Extracted data entries
********************

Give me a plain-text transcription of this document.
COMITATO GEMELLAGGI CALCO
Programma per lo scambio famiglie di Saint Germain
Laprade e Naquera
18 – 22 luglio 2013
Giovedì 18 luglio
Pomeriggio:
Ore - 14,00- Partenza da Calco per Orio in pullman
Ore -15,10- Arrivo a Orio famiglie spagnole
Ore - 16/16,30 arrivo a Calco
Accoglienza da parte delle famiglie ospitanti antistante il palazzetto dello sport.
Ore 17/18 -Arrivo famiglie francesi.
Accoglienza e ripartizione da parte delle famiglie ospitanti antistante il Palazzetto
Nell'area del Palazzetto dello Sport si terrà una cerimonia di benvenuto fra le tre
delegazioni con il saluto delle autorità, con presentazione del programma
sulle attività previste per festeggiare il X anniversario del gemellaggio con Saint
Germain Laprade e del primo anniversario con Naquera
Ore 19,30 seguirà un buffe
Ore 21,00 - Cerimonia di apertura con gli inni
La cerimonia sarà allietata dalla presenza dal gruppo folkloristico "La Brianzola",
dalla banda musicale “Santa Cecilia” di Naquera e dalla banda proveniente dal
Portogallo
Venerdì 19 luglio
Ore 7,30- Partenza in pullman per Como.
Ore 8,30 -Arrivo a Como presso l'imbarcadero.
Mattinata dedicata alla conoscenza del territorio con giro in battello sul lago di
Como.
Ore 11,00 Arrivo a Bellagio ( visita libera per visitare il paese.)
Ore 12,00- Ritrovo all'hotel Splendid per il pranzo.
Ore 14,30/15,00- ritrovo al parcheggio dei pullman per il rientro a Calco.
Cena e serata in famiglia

********************

§ What you need to do: Extract the data exactly as given.

§ Finished answer:
Give me a plain-text transcription of this document.
COMITATO GEMELLAGGI CALCO
Programma per lo scambio famiglie di Saint Germain
Laprade e Naquera
18 – 22 luglio 2013
Giovedì 18 luglio
Pomeriggio:
Ore - 14,00- Partenza da Calco per Orio in pullman
Ore -15,10- Arrivo a Orio famiglie spagnole
Ore - 16/16,30 arrivo a Calco
Accoglienza da parte delle famiglie ospitanti antistante il palazzetto dello sport.
Ore 17/18 -Arrivo famiglie francesi.
Accoglienza e ripartizione da parte delle famiglie ospitanti antistante il Palazzetto
Nell'area del Palazzetto dello Sport si terrà una cerimonia di benvenuto fra le tre
delegazioni con il saluto delle autorità, con presentazione del programma
sulle attività previste per festeggiare il X anniversario del gemellaggio con Saint
Germain Laprade e del primo anniversario con Naquera
Ore 19,30 seguirà un buffe
Ore 21,00 - Cerimonia di apertura con gli inni
La cerimonia sarà allietata dalla presenza dal gruppo folkloristico "La Brianzola",
dalla banda musicale “Santa Cecilia” di Naquera e dalla banda proveniente dal
Portogallo
Venerdì 19 luglio
Ore 7,30- Partenza in pullman per Como.
Ore 8,30 -Arrivo a Como presso l'imbarcadero.
Mattinata dedicata alla conoscenza del territorio con giro in battello sul lago di
Como.
Ore 11,00 Arrivo a Bellagio ( visita libera per visitare il paese.)
Ore 12,00- Ritrovo all'hotel Splendid per il pranzo.
Ore 14,30/15,00- ritrovo al parcheggio dei pullman per il rientro a Calco.
Cena e serata in famiglia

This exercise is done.